**Your objective**
Copy the records below, from the line containing "What data populates" through the last line; leave out pictures.

**The records**
###

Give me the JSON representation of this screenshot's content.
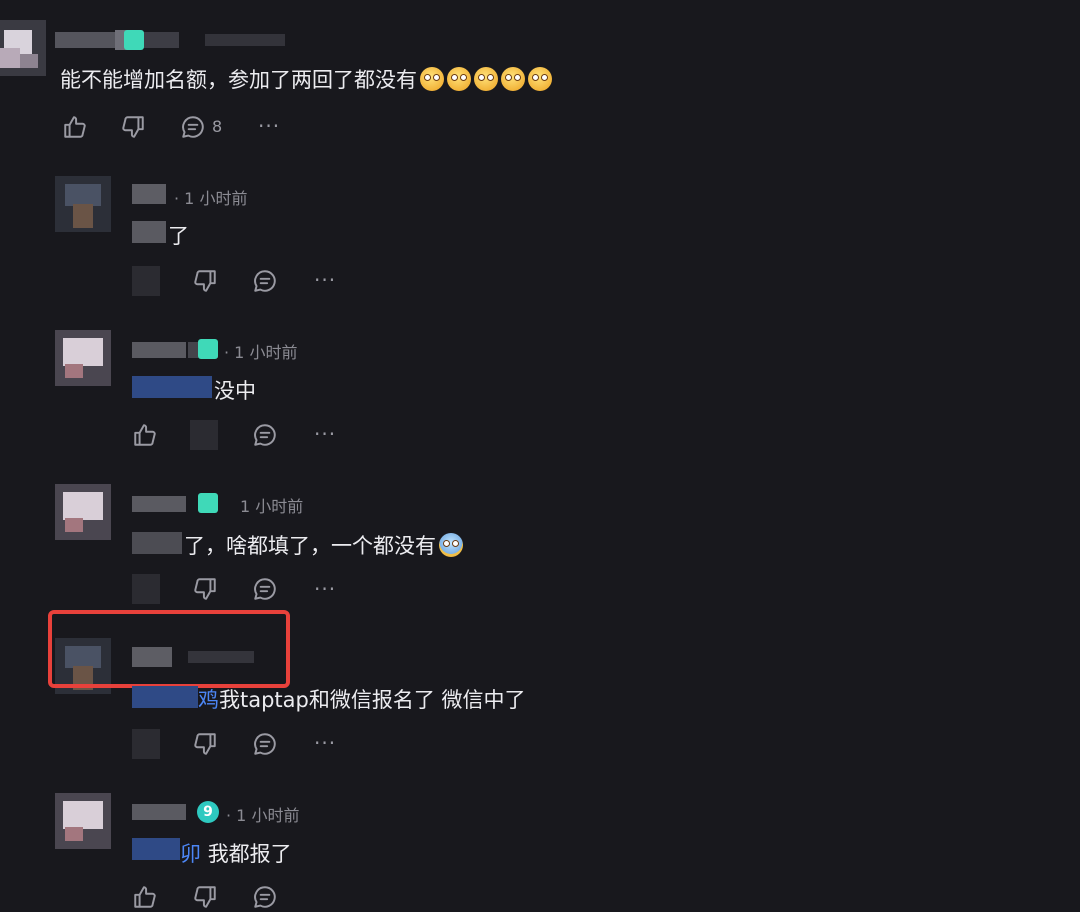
{
  "top_comment": {
    "text": "能不能增加名额，参加了两回了都没有",
    "emoji_icons": [
      "pleading-face-icon",
      "pleading-face-icon",
      "pleading-face-icon",
      "pleading-face-icon",
      "pleading-face-icon"
    ],
    "reply_count": "8",
    "more": "···"
  },
  "replies": [
    {
      "meta": "· 1 小时前",
      "text": "了",
      "more": "···"
    },
    {
      "meta": "· 1 小时前",
      "text": "没中",
      "more": "···"
    },
    {
      "meta": "1 小时前",
      "text": "了，啥都填了，一个都没有",
      "emoji_icon": "crying-face-icon",
      "more": "···"
    },
    {
      "mention": "鸡",
      "text": "我taptap和微信报名了 微信中了",
      "more": "···",
      "highlight_color": "#e8413b"
    },
    {
      "meta": "· 1 小时前",
      "badge": "9",
      "mention": "卯",
      "text": "我都报了",
      "more": "···"
    }
  ],
  "colors": {
    "background": "#18181d",
    "text": "#ececf0",
    "meta": "#8b8b93",
    "mention": "#4c86f5",
    "badge": "#3fd9b8",
    "highlight": "#e8413b"
  }
}
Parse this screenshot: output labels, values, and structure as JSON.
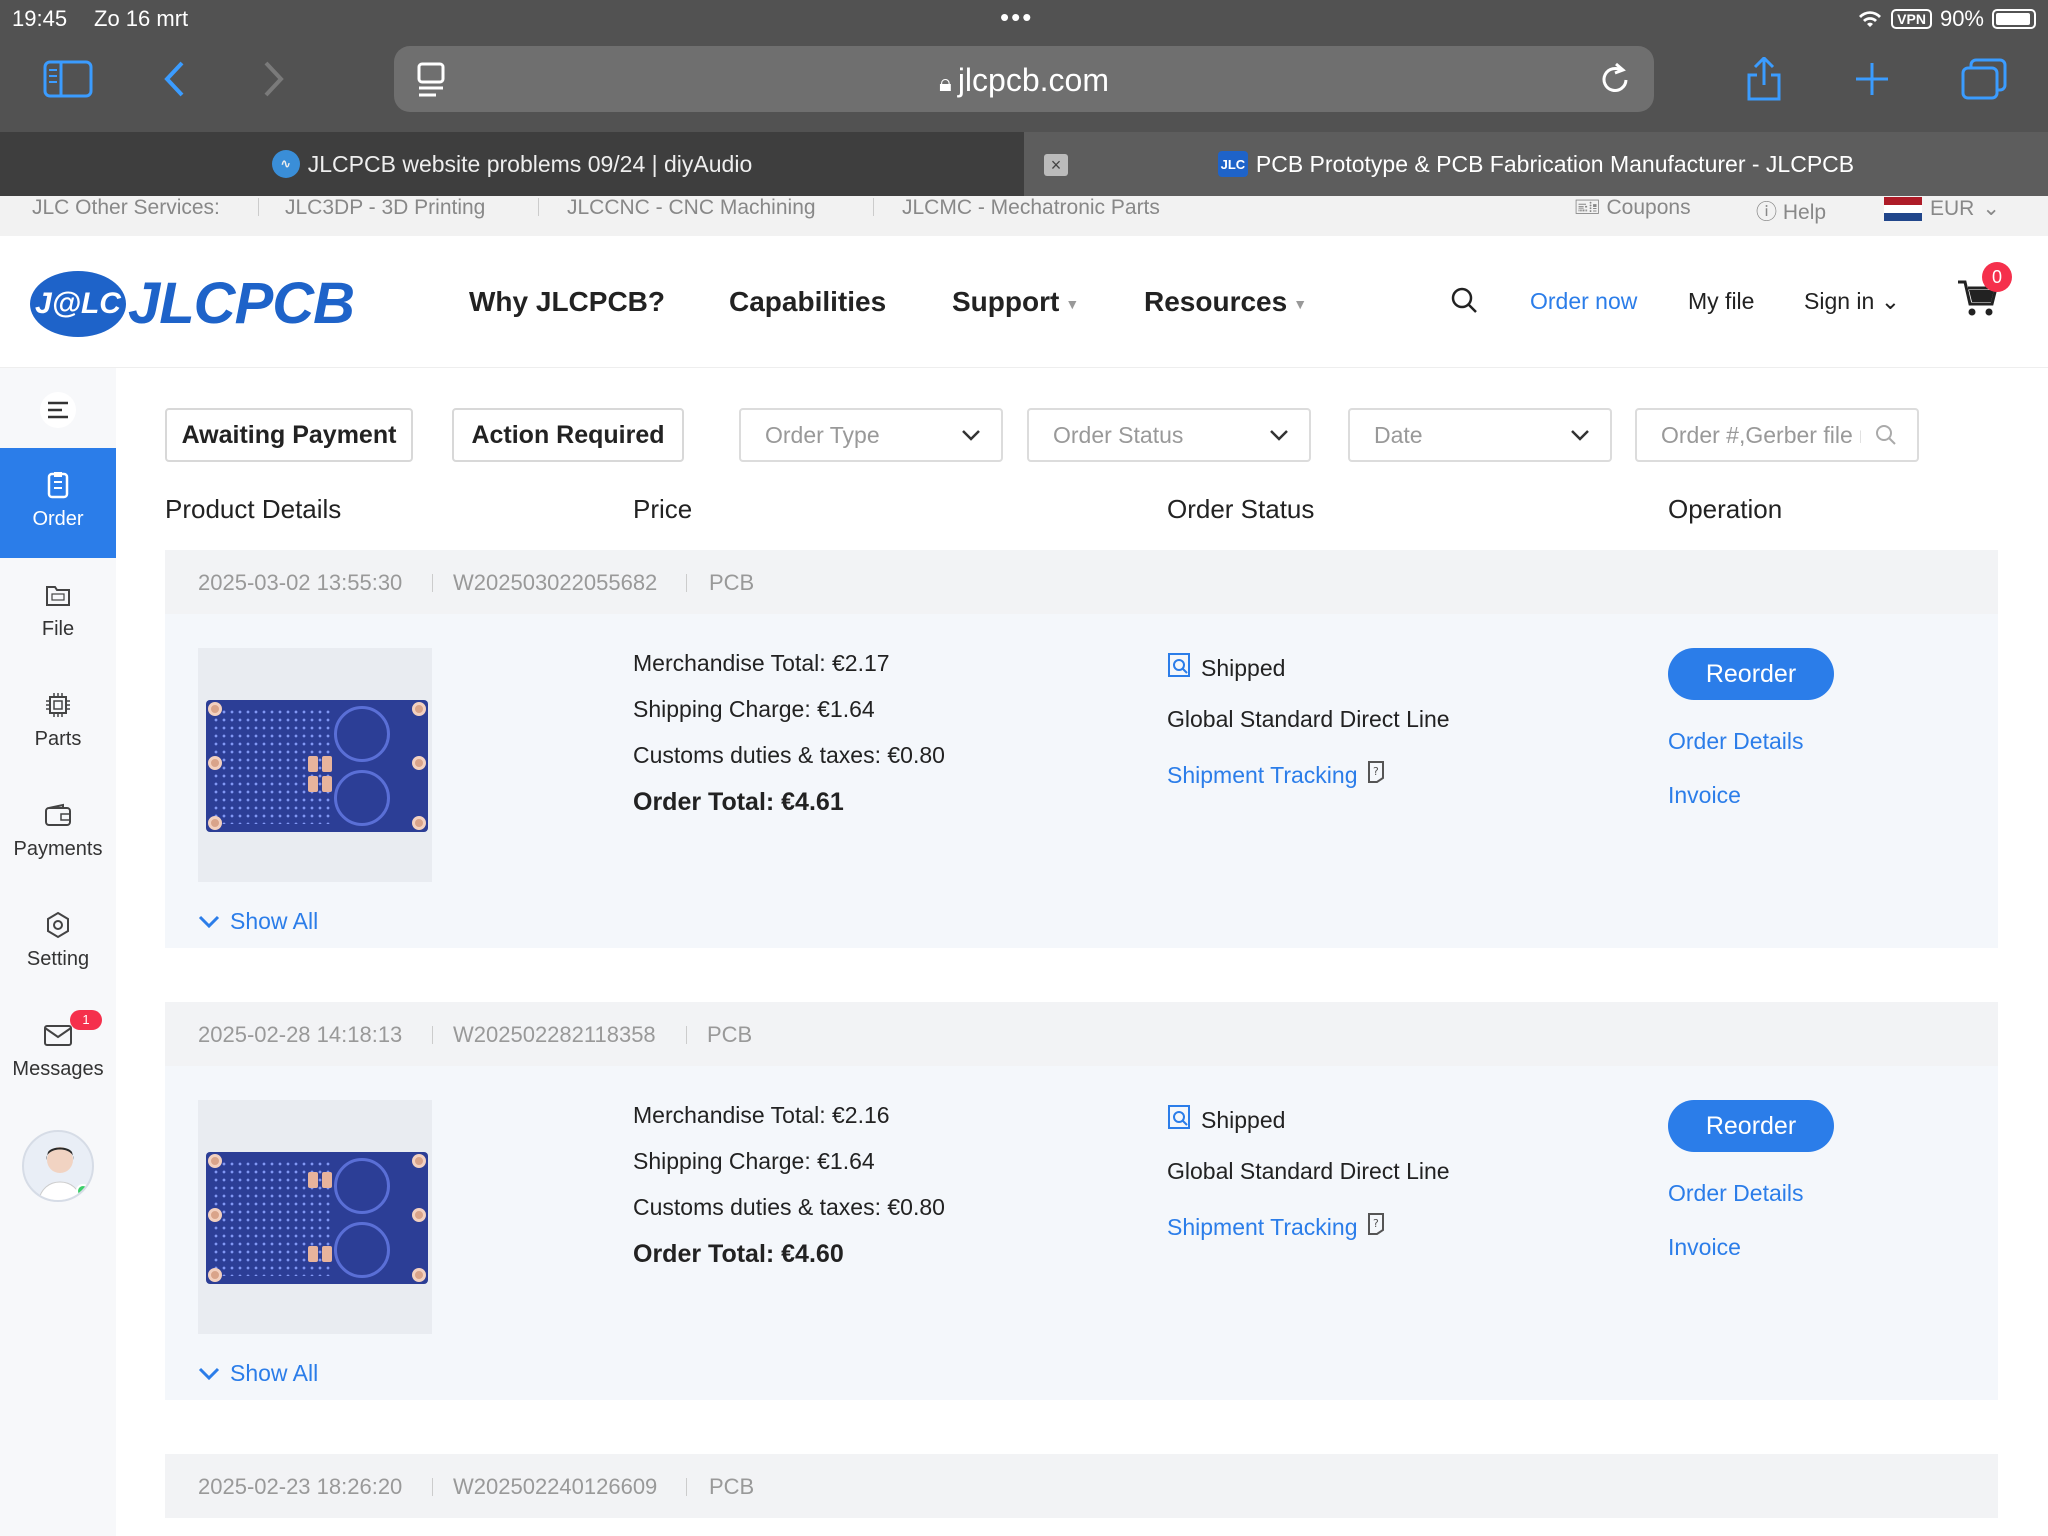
{
  "device": {
    "time": "19:45",
    "date": "Zo 16 mrt",
    "vpn": "VPN",
    "battery": "90%"
  },
  "browser": {
    "url": "jlcpcb.com",
    "tabs": [
      {
        "title": "JLCPCB website problems 09/24 | diyAudio"
      },
      {
        "title": "PCB Prototype & PCB Fabrication Manufacturer - JLCPCB",
        "favicon_text": "JLC"
      }
    ]
  },
  "services_bar": {
    "label": "JLC Other Services:",
    "items": [
      "JLC3DP - 3D Printing",
      "JLCCNC - CNC Machining",
      "JLCMC - Mechatronic Parts"
    ],
    "coupons": "Coupons",
    "help": "Help",
    "currency": "EUR"
  },
  "header": {
    "logo_badge": "J@LC",
    "logo_text": "JLCPCB",
    "nav": [
      "Why JLCPCB?",
      "Capabilities",
      "Support",
      "Resources"
    ],
    "order_now": "Order now",
    "my_file": "My file",
    "sign_in": "Sign in",
    "cart_count": "0"
  },
  "sidebar": {
    "items": [
      {
        "label": "Order",
        "icon": "order-icon",
        "active": true
      },
      {
        "label": "File",
        "icon": "file-icon"
      },
      {
        "label": "Parts",
        "icon": "chip-icon"
      },
      {
        "label": "Payments",
        "icon": "wallet-icon"
      },
      {
        "label": "Setting",
        "icon": "gear-icon"
      },
      {
        "label": "Messages",
        "icon": "mail-icon",
        "badge": "1"
      }
    ]
  },
  "filters": {
    "awaiting_payment": "Awaiting Payment",
    "action_required": "Action Required",
    "order_type": "Order Type",
    "order_status": "Order Status",
    "date": "Date",
    "search_placeholder": "Order #,Gerber file name"
  },
  "columns": {
    "product": "Product Details",
    "price": "Price",
    "status": "Order Status",
    "operation": "Operation"
  },
  "orders": [
    {
      "datetime": "2025-03-02 13:55:30",
      "order_no": "W202503022055682",
      "type": "PCB",
      "merchandise": "Merchandise Total: €2.17",
      "shipping": "Shipping Charge: €1.64",
      "customs": "Customs duties & taxes: €0.80",
      "total": "Order Total: €4.61",
      "status": "Shipped",
      "shipping_method": "Global Standard Direct Line",
      "tracking": "Shipment Tracking",
      "reorder": "Reorder",
      "details": "Order Details",
      "invoice": "Invoice",
      "show_all": "Show All"
    },
    {
      "datetime": "2025-02-28 14:18:13",
      "order_no": "W202502282118358",
      "type": "PCB",
      "merchandise": "Merchandise Total: €2.16",
      "shipping": "Shipping Charge: €1.64",
      "customs": "Customs duties & taxes: €0.80",
      "total": "Order Total: €4.60",
      "status": "Shipped",
      "shipping_method": "Global Standard Direct Line",
      "tracking": "Shipment Tracking",
      "reorder": "Reorder",
      "details": "Order Details",
      "invoice": "Invoice",
      "show_all": "Show All"
    },
    {
      "datetime": "2025-02-23 18:26:20",
      "order_no": "W202502240126609",
      "type": "PCB"
    }
  ],
  "colors": {
    "accent": "#2b7de9",
    "brand": "#1e63c9",
    "badge": "#f5304c"
  }
}
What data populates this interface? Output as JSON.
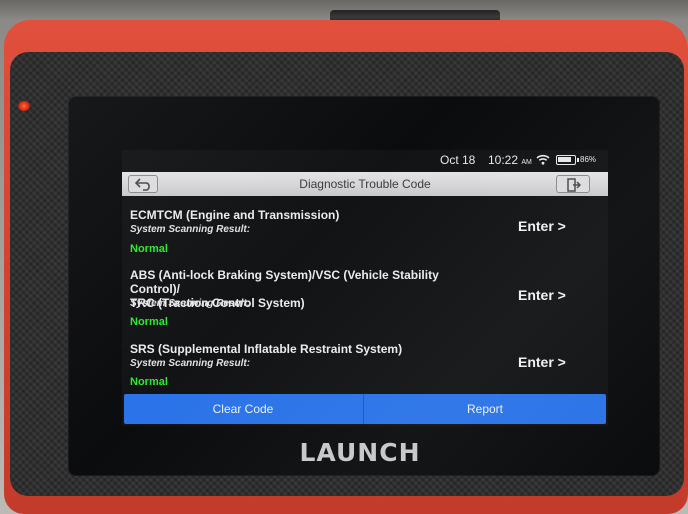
{
  "status": {
    "date": "Oct 18",
    "time": "10:22",
    "ampm": "AM",
    "battery": "86%",
    "battery_level": 0.86,
    "wifi_icon": "wifi-icon",
    "battery_icon": "battery-icon"
  },
  "header": {
    "title": "Diagnostic Trouble Code",
    "back_icon": "back-arrow-icon",
    "exit_icon": "exit-icon"
  },
  "systems": [
    {
      "name_lines": [
        "ECMTCM (Engine and Transmission)"
      ],
      "scan_label": "System Scanning Result:",
      "result": "Normal",
      "enter_label": "Enter >"
    },
    {
      "name_lines": [
        "ABS (Anti-lock Braking System)/VSC (Vehicle Stability Control)/",
        "TRC (Traction Control System)"
      ],
      "scan_label": "System Scanning Result:",
      "result": "Normal",
      "enter_label": "Enter >"
    },
    {
      "name_lines": [
        "SRS (Supplemental Inflatable Restraint System)"
      ],
      "scan_label": "System Scanning Result:",
      "result": "Normal",
      "enter_label": "Enter >"
    }
  ],
  "actions": {
    "clear_code": "Clear Code",
    "report": "Report"
  },
  "device": {
    "brand": "LAUNCH"
  },
  "colors": {
    "accent": "#2a73e8",
    "status_normal": "#2ee82e",
    "shell": "#d64432"
  }
}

###

**Task answer**
What data populates this interface? Output as JSON.
{
  "status": {
    "date": "Oct 18",
    "time": "10:22",
    "ampm": "AM",
    "battery": "86%",
    "battery_level": 0.86,
    "wifi_icon": "wifi-icon",
    "battery_icon": "battery-icon"
  },
  "header": {
    "title": "Diagnostic Trouble Code",
    "back_icon": "back-arrow-icon",
    "exit_icon": "exit-icon"
  },
  "systems": [
    {
      "name_lines": [
        "ECMTCM (Engine and Transmission)"
      ],
      "scan_label": "System Scanning Result:",
      "result": "Normal",
      "enter_label": "Enter >"
    },
    {
      "name_lines": [
        "ABS (Anti-lock Braking System)/VSC (Vehicle Stability Control)/",
        "TRC (Traction Control System)"
      ],
      "scan_label": "System Scanning Result:",
      "result": "Normal",
      "enter_label": "Enter >"
    },
    {
      "name_lines": [
        "SRS (Supplemental Inflatable Restraint System)"
      ],
      "scan_label": "System Scanning Result:",
      "result": "Normal",
      "enter_label": "Enter >"
    }
  ],
  "actions": {
    "clear_code": "Clear Code",
    "report": "Report"
  },
  "device": {
    "brand": "LAUNCH"
  },
  "colors": {
    "accent": "#2a73e8",
    "status_normal": "#2ee82e",
    "shell": "#d64432"
  }
}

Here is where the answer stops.